Work required - Can you restate the records below word for word?

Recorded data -
+++

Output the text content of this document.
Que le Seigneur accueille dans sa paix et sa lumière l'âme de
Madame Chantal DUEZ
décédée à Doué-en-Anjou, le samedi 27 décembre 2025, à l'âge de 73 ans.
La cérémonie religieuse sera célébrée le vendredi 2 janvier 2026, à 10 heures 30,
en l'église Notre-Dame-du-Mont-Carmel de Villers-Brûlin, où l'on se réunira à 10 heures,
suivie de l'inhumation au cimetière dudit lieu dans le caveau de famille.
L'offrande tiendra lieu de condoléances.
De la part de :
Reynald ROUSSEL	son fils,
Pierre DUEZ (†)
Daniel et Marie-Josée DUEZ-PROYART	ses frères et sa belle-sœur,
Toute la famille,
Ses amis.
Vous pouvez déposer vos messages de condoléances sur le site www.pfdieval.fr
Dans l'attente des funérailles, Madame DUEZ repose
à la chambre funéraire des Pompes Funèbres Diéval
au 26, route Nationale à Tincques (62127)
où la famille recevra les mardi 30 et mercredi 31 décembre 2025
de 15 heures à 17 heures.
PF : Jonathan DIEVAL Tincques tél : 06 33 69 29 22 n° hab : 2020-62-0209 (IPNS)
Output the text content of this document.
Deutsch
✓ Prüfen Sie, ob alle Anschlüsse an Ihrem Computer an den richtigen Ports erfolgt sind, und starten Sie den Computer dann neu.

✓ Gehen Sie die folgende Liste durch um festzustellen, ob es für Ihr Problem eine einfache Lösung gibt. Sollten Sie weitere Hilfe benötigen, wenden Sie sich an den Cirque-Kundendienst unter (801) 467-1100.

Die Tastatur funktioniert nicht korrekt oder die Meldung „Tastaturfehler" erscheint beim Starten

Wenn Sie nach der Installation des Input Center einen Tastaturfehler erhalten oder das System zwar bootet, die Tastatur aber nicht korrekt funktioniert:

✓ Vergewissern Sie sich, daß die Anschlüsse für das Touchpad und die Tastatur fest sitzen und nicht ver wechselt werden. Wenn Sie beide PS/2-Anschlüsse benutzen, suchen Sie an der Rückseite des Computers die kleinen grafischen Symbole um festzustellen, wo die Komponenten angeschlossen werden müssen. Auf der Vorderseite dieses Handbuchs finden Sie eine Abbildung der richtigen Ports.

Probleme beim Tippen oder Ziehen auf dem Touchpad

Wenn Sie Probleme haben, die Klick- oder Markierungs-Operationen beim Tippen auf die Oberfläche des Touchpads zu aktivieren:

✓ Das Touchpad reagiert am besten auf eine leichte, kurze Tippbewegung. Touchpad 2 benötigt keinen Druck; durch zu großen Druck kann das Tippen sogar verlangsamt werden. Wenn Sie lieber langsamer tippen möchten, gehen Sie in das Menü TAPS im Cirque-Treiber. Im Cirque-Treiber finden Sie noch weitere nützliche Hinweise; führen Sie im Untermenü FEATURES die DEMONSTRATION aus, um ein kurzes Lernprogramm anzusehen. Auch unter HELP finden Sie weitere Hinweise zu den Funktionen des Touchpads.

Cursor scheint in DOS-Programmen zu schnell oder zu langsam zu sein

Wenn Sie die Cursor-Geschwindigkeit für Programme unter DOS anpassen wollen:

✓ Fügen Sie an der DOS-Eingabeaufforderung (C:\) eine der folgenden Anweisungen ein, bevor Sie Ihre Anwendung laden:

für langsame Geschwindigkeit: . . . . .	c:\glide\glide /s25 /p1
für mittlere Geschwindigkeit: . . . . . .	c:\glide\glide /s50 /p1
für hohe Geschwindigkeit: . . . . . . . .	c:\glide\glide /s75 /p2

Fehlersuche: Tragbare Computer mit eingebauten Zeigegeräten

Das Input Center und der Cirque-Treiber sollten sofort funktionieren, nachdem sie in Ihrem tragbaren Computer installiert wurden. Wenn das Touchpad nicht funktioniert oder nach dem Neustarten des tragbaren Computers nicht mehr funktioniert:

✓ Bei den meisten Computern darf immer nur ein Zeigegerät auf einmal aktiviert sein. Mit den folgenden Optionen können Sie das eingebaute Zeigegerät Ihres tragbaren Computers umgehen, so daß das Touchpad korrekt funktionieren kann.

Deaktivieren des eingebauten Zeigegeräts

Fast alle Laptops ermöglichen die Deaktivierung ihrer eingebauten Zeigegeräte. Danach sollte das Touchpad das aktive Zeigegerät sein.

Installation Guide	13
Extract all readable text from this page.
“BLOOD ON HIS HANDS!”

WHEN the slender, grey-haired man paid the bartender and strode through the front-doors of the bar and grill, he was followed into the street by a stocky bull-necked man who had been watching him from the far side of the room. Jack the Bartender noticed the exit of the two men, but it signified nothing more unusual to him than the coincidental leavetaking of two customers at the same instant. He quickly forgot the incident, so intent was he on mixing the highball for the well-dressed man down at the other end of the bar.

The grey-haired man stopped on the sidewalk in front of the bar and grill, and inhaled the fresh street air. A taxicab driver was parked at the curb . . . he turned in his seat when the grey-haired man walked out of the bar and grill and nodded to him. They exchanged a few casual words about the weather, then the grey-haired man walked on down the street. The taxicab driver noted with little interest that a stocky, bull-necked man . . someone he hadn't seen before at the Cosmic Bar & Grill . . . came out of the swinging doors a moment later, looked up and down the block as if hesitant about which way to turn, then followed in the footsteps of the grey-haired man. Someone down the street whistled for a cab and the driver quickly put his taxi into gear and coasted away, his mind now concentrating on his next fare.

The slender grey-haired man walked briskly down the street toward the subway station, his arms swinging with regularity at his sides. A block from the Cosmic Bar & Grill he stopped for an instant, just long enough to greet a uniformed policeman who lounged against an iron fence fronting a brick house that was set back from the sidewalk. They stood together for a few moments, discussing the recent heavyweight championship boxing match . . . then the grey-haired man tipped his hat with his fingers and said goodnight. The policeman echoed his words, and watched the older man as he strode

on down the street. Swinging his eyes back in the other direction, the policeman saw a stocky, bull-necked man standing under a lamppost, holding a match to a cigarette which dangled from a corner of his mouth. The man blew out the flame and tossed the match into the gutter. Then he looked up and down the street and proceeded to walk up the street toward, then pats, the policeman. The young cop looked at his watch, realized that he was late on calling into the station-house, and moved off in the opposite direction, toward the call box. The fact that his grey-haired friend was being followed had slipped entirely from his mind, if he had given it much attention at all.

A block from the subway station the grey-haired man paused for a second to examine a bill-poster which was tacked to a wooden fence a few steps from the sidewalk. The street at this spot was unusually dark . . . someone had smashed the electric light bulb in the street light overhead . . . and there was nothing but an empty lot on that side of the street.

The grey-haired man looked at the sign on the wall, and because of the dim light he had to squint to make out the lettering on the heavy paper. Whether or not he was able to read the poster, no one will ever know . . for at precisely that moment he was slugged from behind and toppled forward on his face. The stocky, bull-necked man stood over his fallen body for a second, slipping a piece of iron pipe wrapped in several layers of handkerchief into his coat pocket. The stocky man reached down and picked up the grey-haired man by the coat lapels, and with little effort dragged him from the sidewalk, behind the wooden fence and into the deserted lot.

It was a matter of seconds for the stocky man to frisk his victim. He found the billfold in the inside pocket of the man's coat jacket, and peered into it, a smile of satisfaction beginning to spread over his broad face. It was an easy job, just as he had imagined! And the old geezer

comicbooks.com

+++

Reply to the task -
Output the text content of this document.
Que le Seigneur accueille dans sa paix et sa lumière l'âme de
Madame Chantal DUEZ
décédée à Doué-en-Anjou, le samedi 27 décembre 2025, à l'âge de 73 ans.
La cérémonie religieuse sera célébrée le vendredi 2 janvier 2026, à 10 heures 30,
en l'église Notre-Dame-du-Mont-Carmel de Villers-Brûlin, où l'on se réunira à 10 heures,
suivie de l'inhumation au cimetière dudit lieu dans le caveau de famille.
L'offrande tiendra lieu de condoléances.
De la part de :
Reynald ROUSSEL	son fils,
Pierre DUEZ (†)
Daniel et Marie-Josée DUEZ-PROYART	ses frères et sa belle-sœur,
Toute la famille,
Ses amis.
Vous pouvez déposer vos messages de condoléances sur le site www.pfdieval.fr
Dans l'attente des funérailles, Madame DUEZ repose
à la chambre funéraire des Pompes Funèbres Diéval
au 26, route Nationale à Tincques (62127)
où la famille recevra les mardi 30 et mercredi 31 décembre 2025
de 15 heures à 17 heures.
PF : Jonathan DIEVAL Tincques tél : 06 33 69 29 22 n° hab : 2020-62-0209 (IPNS)
Output the text content of this document.
Deutsch
✓ Prüfen Sie, ob alle Anschlüsse an Ihrem Computer an den richtigen Ports erfolgt sind, und starten Sie den Computer dann neu.

✓ Gehen Sie die folgende Liste durch um festzustellen, ob es für Ihr Problem eine einfache Lösung gibt. Sollten Sie weitere Hilfe benötigen, wenden Sie sich an den Cirque-Kundendienst unter (801) 467-1100.

Die Tastatur funktioniert nicht korrekt oder die Meldung „Tastaturfehler" erscheint beim Starten

Wenn Sie nach der Installation des Input Center einen Tastaturfehler erhalten oder das System zwar bootet, die Tastatur aber nicht korrekt funktioniert:

✓ Vergewissern Sie sich, daß die Anschlüsse für das Touchpad und die Tastatur fest sitzen und nicht ver wechselt werden. Wenn Sie beide PS/2-Anschlüsse benutzen, suchen Sie an der Rückseite des Computers die kleinen grafischen Symbole um festzustellen, wo die Komponenten angeschlossen werden müssen. Auf der Vorderseite dieses Handbuchs finden Sie eine Abbildung der richtigen Ports.

Probleme beim Tippen oder Ziehen auf dem Touchpad

Wenn Sie Probleme haben, die Klick- oder Markierungs-Operationen beim Tippen auf die Oberfläche des Touchpads zu aktivieren:

✓ Das Touchpad reagiert am besten auf eine leichte, kurze Tippbewegung. Touchpad 2 benötigt keinen Druck; durch zu großen Druck kann das Tippen sogar verlangsamt werden. Wenn Sie lieber langsamer tippen möchten, gehen Sie in das Menü TAPS im Cirque-Treiber. Im Cirque-Treiber finden Sie noch weitere nützliche Hinweise; führen Sie im Untermenü FEATURES die DEMONSTRATION aus, um ein kurzes Lernprogramm anzusehen. Auch unter HELP finden Sie weitere Hinweise zu den Funktionen des Touchpads.

Cursor scheint in DOS-Programmen zu schnell oder zu langsam zu sein

Wenn Sie die Cursor-Geschwindigkeit für Programme unter DOS anpassen wollen:

✓ Fügen Sie an der DOS-Eingabeaufforderung (C:\) eine der folgenden Anweisungen ein, bevor Sie Ihre Anwendung laden:

für langsame Geschwindigkeit: . . . . .	c:\glide\glide /s25 /p1
für mittlere Geschwindigkeit: . . . . . .	c:\glide\glide /s50 /p1
für hohe Geschwindigkeit: . . . . . . . .	c:\glide\glide /s75 /p2

Fehlersuche: Tragbare Computer mit eingebauten Zeigegeräten

Das Input Center und der Cirque-Treiber sollten sofort funktionieren, nachdem sie in Ihrem tragbaren Computer installiert wurden. Wenn das Touchpad nicht funktioniert oder nach dem Neustarten des tragbaren Computers nicht mehr funktioniert:

✓ Bei den meisten Computern darf immer nur ein Zeigegerät auf einmal aktiviert sein. Mit den folgenden Optionen können Sie das eingebaute Zeigegerät Ihres tragbaren Computers umgehen, so daß das Touchpad korrekt funktionieren kann.

Deaktivieren des eingebauten Zeigegeräts

Fast alle Laptops ermöglichen die Deaktivierung ihrer eingebauten Zeigegeräte. Danach sollte das Touchpad das aktive Zeigegerät sein.

Installation Guide	13
Extract all readable text from this page.
“BLOOD ON HIS HANDS!”

WHEN the slender, grey-haired man paid the bartender and strode through the front-doors of the bar and grill, he was followed into the street by a stocky bull-necked man who had been watching him from the far side of the room. Jack the Bartender noticed the exit of the two men, but it signified nothing more unusual to him than the coincidental leavetaking of two customers at the same instant. He quickly forgot the incident, so intent was he on mixing the highball for the well-dressed man down at the other end of the bar.

The grey-haired man stopped on the sidewalk in front of the bar and grill, and inhaled the fresh street air. A taxicab driver was parked at the curb . . . he turned in his seat when the grey-haired man walked out of the bar and grill and nodded to him. They exchanged a few casual words about the weather, then the grey-haired man walked on down the street. The taxicab driver noted with little interest that a stocky, bull-necked man . . someone he hadn't seen before at the Cosmic Bar & Grill . . . came out of the swinging doors a moment later, looked up and down the block as if hesitant about which way to turn, then followed in the footsteps of the grey-haired man. Someone down the street whistled for a cab and the driver quickly put his taxi into gear and coasted away, his mind now concentrating on his next fare.

The slender grey-haired man walked briskly down the street toward the subway station, his arms swinging with regularity at his sides. A block from the Cosmic Bar & Grill he stopped for an instant, just long enough to greet a uniformed policeman who lounged against an iron fence fronting a brick house that was set back from the sidewalk. They stood together for a few moments, discussing the recent heavyweight championship boxing match . . . then the grey-haired man tipped his hat with his fingers and said goodnight. The policeman echoed his words, and watched the older man as he strode

on down the street. Swinging his eyes back in the other direction, the policeman saw a stocky, bull-necked man standing under a lamppost, holding a match to a cigarette which dangled from a corner of his mouth. The man blew out the flame and tossed the match into the gutter. Then he looked up and down the street and proceeded to walk up the street toward, then pats, the policeman. The young cop looked at his watch, realized that he was late on calling into the station-house, and moved off in the opposite direction, toward the call box. The fact that his grey-haired friend was being followed had slipped entirely from his mind, if he had given it much attention at all.

A block from the subway station the grey-haired man paused for a second to examine a bill-poster which was tacked to a wooden fence a few steps from the sidewalk. The street at this spot was unusually dark . . . someone had smashed the electric light bulb in the street light overhead . . . and there was nothing but an empty lot on that side of the street.

The grey-haired man looked at the sign on the wall, and because of the dim light he had to squint to make out the lettering on the heavy paper. Whether or not he was able to read the poster, no one will ever know . . for at precisely that moment he was slugged from behind and toppled forward on his face. The stocky, bull-necked man stood over his fallen body for a second, slipping a piece of iron pipe wrapped in several layers of handkerchief into his coat pocket. The stocky man reached down and picked up the grey-haired man by the coat lapels, and with little effort dragged him from the sidewalk, behind the wooden fence and into the deserted lot.

It was a matter of seconds for the stocky man to frisk his victim. He found the billfold in the inside pocket of the man's coat jacket, and peered into it, a smile of satisfaction beginning to spread over his broad face. It was an easy job, just as he had imagined! And the old geezer

comicbooks.com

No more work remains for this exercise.